-- Start Data supplied --
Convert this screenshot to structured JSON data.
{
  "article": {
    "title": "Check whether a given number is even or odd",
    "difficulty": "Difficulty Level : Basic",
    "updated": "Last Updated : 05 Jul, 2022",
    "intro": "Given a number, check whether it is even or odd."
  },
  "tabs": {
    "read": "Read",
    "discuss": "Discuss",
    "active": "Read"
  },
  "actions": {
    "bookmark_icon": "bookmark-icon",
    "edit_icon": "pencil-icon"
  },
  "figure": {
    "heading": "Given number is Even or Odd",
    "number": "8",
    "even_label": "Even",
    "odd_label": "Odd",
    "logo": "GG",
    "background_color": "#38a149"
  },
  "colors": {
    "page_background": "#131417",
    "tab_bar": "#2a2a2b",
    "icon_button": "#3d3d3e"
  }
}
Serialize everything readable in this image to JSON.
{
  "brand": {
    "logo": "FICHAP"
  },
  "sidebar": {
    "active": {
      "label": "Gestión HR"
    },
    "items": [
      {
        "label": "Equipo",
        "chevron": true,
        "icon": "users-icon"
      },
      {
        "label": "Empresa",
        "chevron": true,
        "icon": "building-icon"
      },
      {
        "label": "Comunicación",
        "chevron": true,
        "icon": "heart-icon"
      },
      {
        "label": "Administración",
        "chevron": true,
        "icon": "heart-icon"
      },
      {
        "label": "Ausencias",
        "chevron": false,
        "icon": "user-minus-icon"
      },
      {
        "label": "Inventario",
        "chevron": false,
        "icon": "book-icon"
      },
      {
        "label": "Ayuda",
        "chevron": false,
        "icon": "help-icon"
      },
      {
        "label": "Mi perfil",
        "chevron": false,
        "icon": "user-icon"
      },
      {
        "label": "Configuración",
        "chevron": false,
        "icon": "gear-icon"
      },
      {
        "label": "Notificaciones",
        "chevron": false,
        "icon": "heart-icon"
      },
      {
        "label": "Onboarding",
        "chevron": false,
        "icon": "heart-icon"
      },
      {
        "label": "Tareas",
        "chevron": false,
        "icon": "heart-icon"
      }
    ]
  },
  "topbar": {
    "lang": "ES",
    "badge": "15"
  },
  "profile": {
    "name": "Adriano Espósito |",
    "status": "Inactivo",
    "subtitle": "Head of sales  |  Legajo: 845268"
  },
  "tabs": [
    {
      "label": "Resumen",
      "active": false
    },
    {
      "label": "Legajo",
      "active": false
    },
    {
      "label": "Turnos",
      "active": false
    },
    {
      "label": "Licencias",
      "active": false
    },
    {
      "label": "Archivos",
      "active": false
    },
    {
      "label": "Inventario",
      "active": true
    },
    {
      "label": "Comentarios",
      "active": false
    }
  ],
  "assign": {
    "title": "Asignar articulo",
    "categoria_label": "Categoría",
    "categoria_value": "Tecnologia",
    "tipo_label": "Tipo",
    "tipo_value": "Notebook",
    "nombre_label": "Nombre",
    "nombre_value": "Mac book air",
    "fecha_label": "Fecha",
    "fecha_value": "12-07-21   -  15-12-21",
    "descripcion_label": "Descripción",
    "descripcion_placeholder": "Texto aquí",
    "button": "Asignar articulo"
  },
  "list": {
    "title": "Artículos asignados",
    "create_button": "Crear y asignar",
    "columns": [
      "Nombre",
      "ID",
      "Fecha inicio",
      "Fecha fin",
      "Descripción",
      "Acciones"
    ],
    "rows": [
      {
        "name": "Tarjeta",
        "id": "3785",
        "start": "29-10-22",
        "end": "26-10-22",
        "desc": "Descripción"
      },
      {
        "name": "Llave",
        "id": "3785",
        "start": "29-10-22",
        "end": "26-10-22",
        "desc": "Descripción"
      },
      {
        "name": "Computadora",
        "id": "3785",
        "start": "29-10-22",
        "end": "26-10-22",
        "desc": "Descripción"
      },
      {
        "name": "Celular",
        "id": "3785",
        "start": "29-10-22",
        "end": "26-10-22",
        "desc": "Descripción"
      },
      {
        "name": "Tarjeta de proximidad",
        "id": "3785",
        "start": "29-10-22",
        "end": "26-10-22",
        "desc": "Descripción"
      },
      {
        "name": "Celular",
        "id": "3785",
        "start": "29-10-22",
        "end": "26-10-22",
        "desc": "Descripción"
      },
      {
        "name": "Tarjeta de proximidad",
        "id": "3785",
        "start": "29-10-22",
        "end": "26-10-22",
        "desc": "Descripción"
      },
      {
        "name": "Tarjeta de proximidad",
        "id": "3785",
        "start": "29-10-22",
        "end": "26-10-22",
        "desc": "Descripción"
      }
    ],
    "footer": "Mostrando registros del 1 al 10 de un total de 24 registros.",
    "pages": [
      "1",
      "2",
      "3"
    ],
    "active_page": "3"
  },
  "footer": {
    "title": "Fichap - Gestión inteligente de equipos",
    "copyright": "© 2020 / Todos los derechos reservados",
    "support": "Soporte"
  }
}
-- End Data supplied --
Exercise instructions: Filter the records above for "number" and copy every matching line.

Answer to the problem:
    "title": "Check whether a given number is even or odd",
    "intro": "Given a number, check whether it is even or odd."
    "heading": "Given number is Even or Odd",
    "number": "8",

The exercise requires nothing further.